(Exercise inputs)
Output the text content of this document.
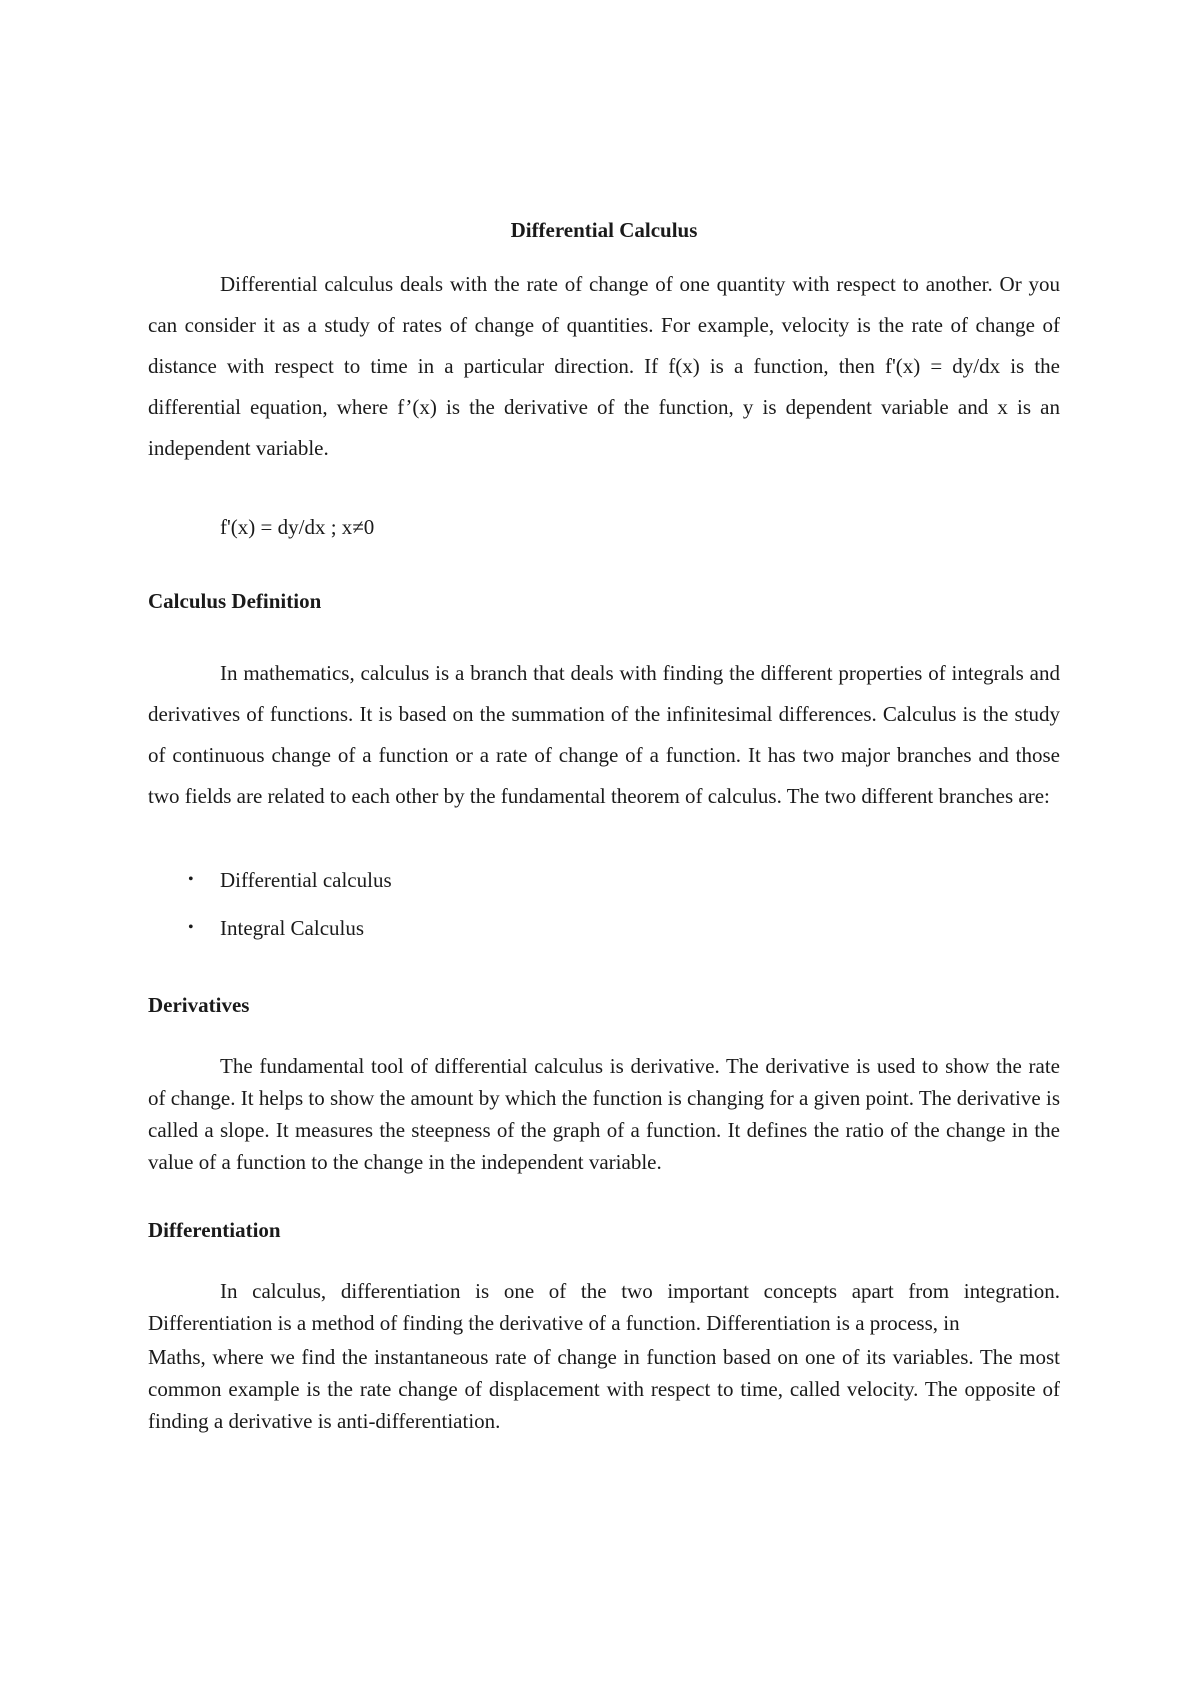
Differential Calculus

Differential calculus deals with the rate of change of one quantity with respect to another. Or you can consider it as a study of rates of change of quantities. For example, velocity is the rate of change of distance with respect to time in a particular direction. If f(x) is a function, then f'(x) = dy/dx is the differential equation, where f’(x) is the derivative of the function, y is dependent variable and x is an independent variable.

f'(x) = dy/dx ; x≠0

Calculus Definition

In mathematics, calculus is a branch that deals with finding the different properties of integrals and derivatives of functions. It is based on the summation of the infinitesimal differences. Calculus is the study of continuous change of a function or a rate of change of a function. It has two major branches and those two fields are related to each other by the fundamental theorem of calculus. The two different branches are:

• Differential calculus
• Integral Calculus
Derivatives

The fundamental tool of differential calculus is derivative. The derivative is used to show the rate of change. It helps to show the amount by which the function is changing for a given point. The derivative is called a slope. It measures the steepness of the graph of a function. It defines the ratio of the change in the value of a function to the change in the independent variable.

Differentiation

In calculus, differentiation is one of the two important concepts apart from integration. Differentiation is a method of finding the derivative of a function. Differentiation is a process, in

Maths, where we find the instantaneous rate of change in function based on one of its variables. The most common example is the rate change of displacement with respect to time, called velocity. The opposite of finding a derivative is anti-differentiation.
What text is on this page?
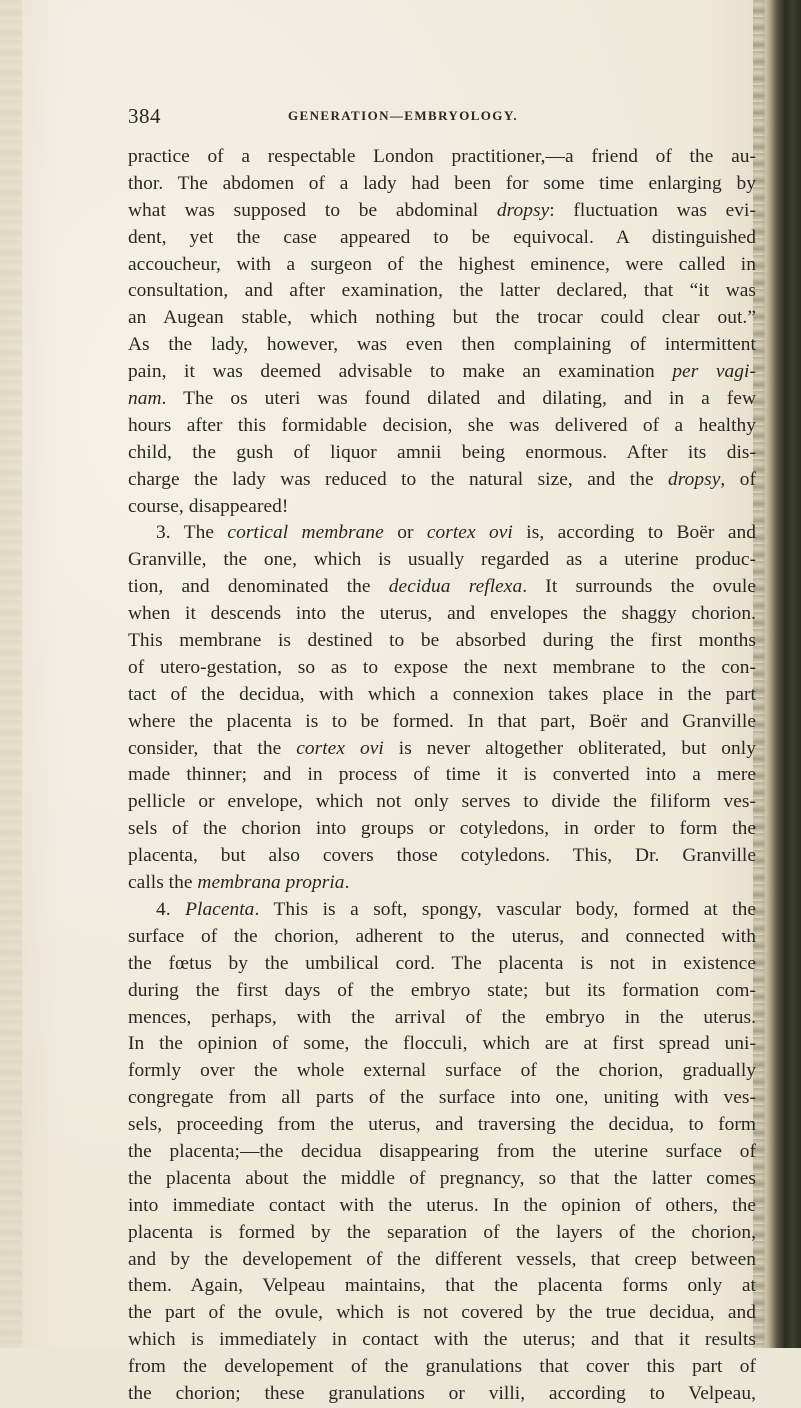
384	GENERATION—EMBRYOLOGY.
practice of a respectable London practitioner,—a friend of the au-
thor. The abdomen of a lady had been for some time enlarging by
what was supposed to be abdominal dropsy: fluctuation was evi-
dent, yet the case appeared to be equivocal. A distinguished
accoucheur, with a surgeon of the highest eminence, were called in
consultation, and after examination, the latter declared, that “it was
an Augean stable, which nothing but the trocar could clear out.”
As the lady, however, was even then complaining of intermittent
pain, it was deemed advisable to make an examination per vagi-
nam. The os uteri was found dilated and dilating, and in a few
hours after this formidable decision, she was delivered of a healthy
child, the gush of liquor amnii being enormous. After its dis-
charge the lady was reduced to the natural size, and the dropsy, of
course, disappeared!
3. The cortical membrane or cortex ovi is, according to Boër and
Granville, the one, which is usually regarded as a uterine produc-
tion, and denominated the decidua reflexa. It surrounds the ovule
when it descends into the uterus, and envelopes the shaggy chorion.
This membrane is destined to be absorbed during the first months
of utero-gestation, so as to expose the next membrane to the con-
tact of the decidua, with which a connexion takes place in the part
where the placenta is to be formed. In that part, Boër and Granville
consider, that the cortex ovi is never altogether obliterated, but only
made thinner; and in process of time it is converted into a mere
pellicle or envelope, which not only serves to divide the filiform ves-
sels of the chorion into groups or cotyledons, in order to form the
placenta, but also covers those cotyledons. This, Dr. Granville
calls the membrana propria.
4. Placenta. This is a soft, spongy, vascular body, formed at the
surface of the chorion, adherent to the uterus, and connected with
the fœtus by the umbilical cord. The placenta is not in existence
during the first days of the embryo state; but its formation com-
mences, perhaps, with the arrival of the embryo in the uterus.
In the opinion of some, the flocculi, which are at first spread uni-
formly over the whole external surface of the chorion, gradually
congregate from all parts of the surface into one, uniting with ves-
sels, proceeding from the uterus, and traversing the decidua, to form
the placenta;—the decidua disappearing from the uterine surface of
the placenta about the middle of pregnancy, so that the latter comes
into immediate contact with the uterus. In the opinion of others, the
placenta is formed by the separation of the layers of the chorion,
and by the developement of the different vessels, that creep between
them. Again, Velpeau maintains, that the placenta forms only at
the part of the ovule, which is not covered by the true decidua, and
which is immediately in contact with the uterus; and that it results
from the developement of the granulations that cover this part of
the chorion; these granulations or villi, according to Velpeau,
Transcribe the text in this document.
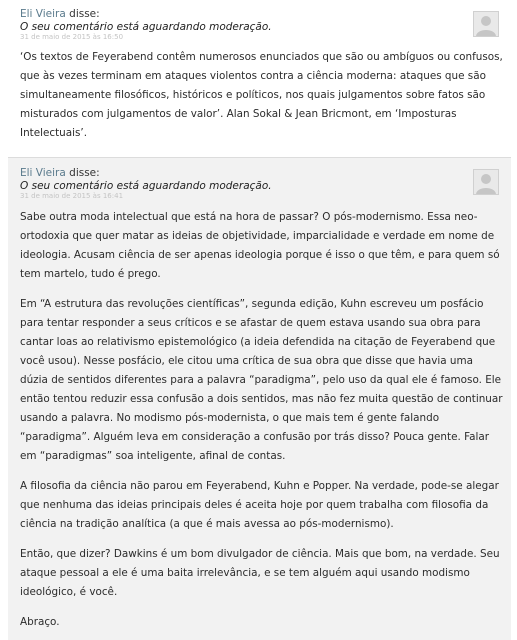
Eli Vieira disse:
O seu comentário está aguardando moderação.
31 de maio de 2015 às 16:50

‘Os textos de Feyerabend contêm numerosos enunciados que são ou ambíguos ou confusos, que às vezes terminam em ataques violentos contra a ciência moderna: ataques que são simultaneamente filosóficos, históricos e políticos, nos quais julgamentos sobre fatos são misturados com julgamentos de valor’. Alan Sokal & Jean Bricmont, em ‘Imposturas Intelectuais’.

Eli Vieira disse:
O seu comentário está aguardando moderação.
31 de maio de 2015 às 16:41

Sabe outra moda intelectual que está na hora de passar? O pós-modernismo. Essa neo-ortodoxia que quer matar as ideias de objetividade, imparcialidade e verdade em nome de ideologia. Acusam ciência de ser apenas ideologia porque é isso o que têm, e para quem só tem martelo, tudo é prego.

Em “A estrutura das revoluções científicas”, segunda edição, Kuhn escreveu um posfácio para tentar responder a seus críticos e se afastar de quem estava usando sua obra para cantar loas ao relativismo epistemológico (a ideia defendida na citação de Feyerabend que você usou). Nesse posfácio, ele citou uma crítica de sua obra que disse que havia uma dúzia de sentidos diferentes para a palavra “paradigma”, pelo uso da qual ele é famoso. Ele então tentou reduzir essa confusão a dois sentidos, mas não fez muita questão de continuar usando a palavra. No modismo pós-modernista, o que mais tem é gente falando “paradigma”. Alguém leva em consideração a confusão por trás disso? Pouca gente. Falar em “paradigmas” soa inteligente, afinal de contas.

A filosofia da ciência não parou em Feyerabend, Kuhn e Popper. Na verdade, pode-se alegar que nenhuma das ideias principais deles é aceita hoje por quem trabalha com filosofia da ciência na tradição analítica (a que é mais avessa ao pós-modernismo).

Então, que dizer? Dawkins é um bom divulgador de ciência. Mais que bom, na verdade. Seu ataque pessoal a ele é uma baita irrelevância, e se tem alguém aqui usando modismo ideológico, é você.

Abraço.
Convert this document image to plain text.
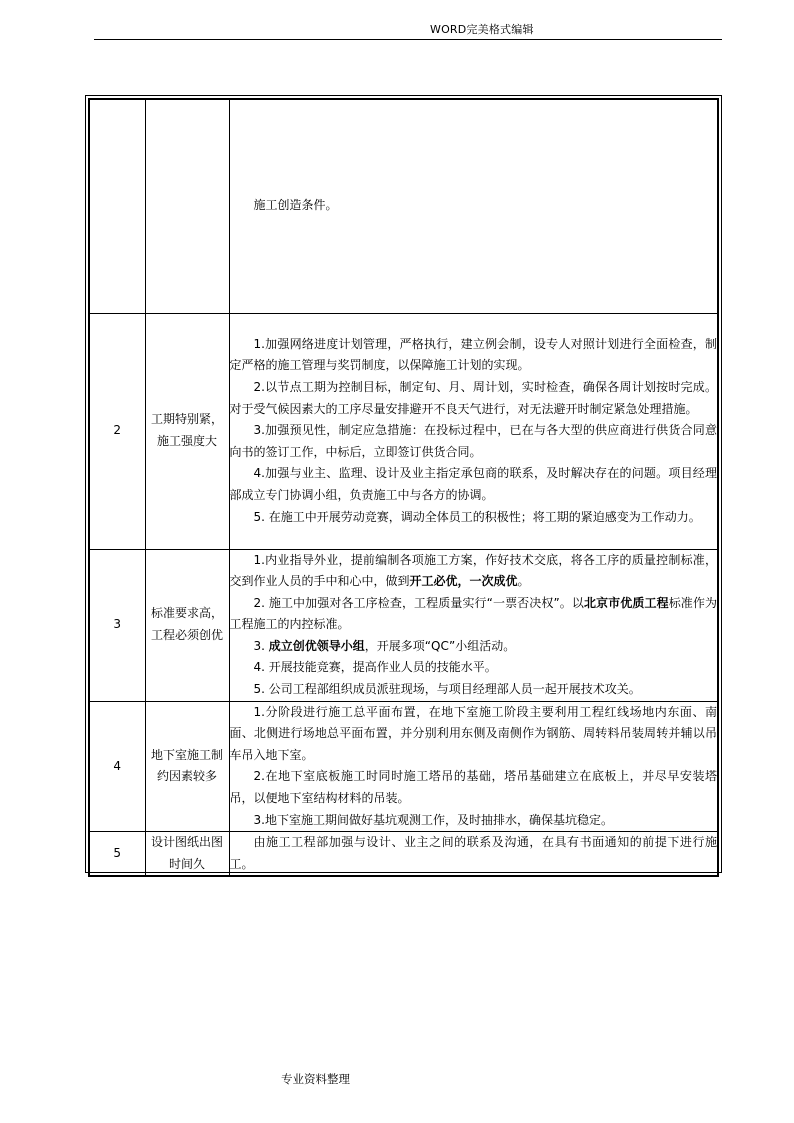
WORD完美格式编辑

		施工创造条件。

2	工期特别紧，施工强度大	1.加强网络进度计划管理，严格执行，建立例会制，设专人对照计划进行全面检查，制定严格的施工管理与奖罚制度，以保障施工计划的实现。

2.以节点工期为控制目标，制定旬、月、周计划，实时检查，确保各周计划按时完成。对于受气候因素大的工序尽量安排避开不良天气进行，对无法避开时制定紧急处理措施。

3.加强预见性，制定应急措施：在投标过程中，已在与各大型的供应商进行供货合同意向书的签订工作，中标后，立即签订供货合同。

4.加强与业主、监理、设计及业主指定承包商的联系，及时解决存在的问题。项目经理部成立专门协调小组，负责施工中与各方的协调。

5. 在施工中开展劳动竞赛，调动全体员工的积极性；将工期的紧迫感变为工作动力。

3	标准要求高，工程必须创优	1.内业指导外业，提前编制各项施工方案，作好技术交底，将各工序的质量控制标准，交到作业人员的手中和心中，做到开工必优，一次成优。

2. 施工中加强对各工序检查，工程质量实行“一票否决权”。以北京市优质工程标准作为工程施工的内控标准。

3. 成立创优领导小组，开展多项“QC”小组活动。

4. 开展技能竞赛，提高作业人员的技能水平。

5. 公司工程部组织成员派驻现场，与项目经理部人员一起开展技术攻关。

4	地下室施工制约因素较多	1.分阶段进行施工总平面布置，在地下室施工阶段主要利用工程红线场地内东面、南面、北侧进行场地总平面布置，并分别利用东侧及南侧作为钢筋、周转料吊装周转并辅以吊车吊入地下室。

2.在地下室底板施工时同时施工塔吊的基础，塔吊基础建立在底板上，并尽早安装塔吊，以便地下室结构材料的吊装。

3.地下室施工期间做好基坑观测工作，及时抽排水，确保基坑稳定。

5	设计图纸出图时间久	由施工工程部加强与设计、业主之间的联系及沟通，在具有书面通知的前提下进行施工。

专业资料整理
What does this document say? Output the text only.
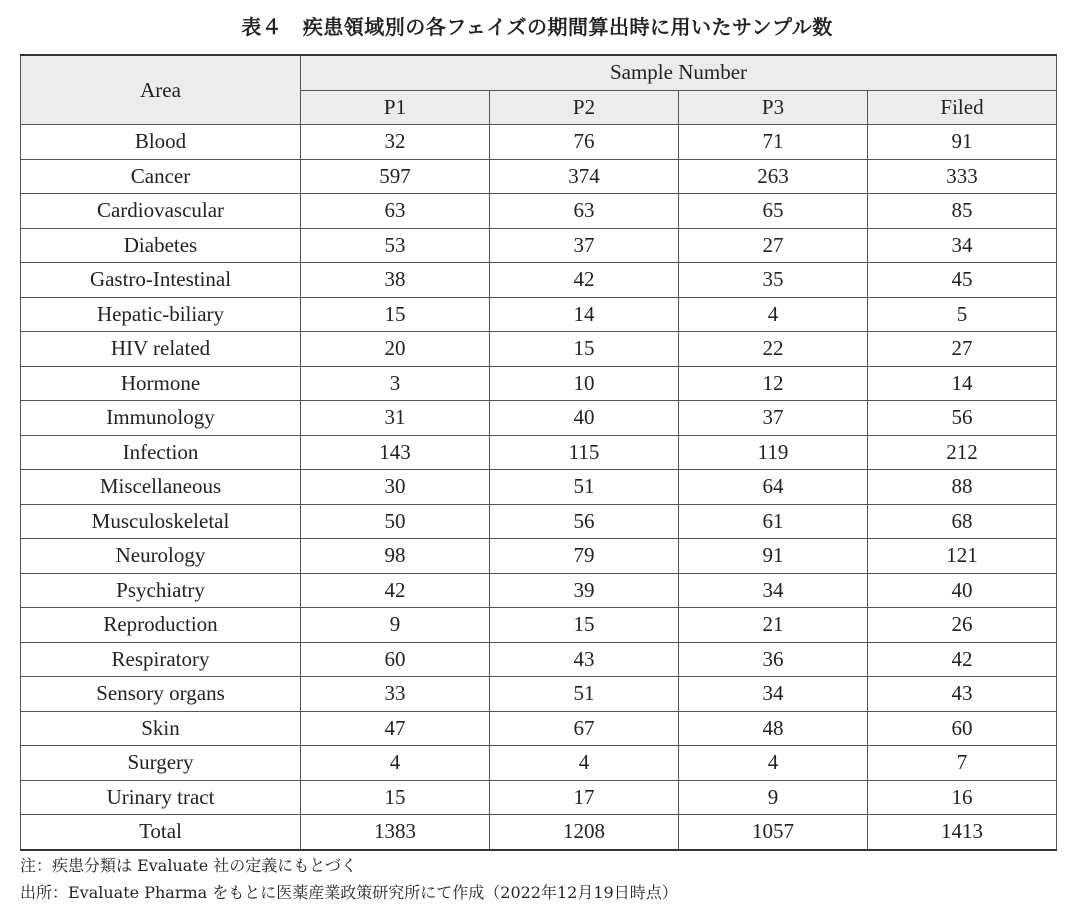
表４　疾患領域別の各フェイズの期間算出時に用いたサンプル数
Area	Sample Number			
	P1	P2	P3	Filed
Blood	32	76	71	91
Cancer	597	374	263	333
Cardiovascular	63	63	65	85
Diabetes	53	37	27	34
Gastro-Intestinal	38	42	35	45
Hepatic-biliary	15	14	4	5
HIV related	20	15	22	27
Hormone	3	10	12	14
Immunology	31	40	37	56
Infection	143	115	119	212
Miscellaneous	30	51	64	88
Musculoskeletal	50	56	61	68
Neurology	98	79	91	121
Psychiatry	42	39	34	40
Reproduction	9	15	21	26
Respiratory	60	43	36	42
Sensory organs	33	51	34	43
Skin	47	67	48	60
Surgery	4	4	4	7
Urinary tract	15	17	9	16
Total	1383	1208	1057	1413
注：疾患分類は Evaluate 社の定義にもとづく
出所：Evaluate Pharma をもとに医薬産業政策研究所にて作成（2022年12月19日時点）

(Exercise prompt) Go through the listing above and pull out each line containing the word "granulations".

(Task result)
from the developement of the granulations that cover this part of
the chorion; these granulations or villi, according to Velpeau,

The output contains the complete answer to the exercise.